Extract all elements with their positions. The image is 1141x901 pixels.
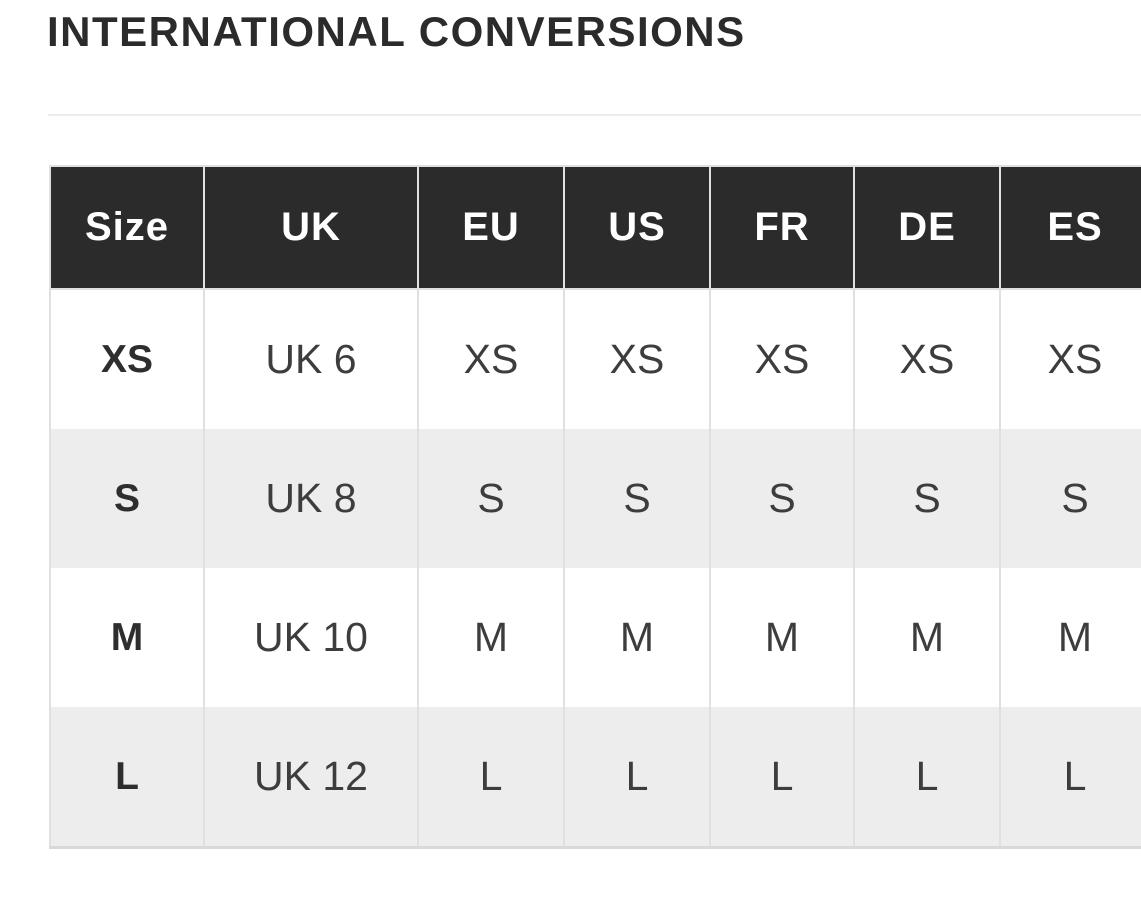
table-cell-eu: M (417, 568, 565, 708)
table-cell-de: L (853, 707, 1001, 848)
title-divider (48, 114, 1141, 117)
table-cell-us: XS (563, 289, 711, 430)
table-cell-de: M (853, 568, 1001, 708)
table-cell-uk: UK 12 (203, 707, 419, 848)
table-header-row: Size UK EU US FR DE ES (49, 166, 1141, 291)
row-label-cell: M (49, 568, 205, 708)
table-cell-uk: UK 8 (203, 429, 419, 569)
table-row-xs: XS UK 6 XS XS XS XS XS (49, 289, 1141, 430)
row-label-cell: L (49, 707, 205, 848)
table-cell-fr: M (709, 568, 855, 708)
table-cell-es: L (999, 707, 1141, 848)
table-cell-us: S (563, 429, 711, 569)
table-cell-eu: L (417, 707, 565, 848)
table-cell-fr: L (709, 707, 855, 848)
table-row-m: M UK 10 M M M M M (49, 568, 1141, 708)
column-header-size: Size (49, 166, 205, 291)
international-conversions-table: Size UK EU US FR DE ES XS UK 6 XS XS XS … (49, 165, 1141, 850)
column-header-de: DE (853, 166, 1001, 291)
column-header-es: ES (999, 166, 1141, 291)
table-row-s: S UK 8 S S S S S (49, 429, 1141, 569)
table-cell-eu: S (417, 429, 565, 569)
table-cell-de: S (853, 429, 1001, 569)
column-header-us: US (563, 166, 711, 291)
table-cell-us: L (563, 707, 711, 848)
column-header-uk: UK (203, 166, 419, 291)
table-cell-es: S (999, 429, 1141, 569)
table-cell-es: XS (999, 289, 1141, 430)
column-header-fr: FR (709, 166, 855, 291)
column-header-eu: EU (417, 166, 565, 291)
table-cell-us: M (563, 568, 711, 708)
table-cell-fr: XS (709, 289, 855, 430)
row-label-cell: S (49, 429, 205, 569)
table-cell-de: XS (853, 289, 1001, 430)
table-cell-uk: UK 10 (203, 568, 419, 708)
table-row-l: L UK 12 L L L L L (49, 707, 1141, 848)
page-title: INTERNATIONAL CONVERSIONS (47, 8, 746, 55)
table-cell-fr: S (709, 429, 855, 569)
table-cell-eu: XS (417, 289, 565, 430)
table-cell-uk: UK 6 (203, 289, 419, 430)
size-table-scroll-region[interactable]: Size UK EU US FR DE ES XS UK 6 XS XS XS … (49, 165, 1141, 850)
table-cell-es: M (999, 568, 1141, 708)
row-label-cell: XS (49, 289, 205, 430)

▶ _WORK TO BE COMPLETED_: Copy all the records above word for word, leaving out the picture.

▶ _FULL OUTPUT_:
Extract all elements with their positions. The image is 1141x901 pixels.
table-cell-eu: M (417, 568, 565, 708)
table-cell-de: L (853, 707, 1001, 848)
title-divider (48, 114, 1141, 117)
table-cell-us: XS (563, 289, 711, 430)
table-cell-de: M (853, 568, 1001, 708)
table-cell-uk: UK 12 (203, 707, 419, 848)
table-header-row: Size UK EU US FR DE ES (49, 166, 1141, 291)
row-label-cell: M (49, 568, 205, 708)
table-cell-uk: UK 8 (203, 429, 419, 569)
table-row-xs: XS UK 6 XS XS XS XS XS (49, 289, 1141, 430)
row-label-cell: L (49, 707, 205, 848)
table-cell-fr: M (709, 568, 855, 708)
table-cell-es: L (999, 707, 1141, 848)
table-cell-us: S (563, 429, 711, 569)
table-cell-eu: L (417, 707, 565, 848)
table-cell-fr: L (709, 707, 855, 848)
table-row-m: M UK 10 M M M M M (49, 568, 1141, 708)
column-header-size: Size (49, 166, 205, 291)
international-conversions-table: Size UK EU US FR DE ES XS UK 6 XS XS XS … (49, 165, 1141, 850)
column-header-de: DE (853, 166, 1001, 291)
column-header-es: ES (999, 166, 1141, 291)
table-row-s: S UK 8 S S S S S (49, 429, 1141, 569)
table-cell-eu: S (417, 429, 565, 569)
table-cell-de: S (853, 429, 1001, 569)
column-header-us: US (563, 166, 711, 291)
table-cell-us: L (563, 707, 711, 848)
column-header-uk: UK (203, 166, 419, 291)
table-cell-es: S (999, 429, 1141, 569)
table-cell-es: XS (999, 289, 1141, 430)
column-header-fr: FR (709, 166, 855, 291)
column-header-eu: EU (417, 166, 565, 291)
table-cell-us: M (563, 568, 711, 708)
table-cell-fr: XS (709, 289, 855, 430)
row-label-cell: S (49, 429, 205, 569)
table-cell-de: XS (853, 289, 1001, 430)
table-cell-uk: UK 10 (203, 568, 419, 708)
table-row-l: L UK 12 L L L L L (49, 707, 1141, 848)
page-title: INTERNATIONAL CONVERSIONS (47, 8, 746, 55)
table-cell-fr: S (709, 429, 855, 569)
table-cell-eu: XS (417, 289, 565, 430)
table-cell-uk: UK 6 (203, 289, 419, 430)
size-table-scroll-region[interactable]: Size UK EU US FR DE ES XS UK 6 XS XS XS … (49, 165, 1141, 850)
table-cell-es: M (999, 568, 1141, 708)
row-label-cell: XS (49, 289, 205, 430)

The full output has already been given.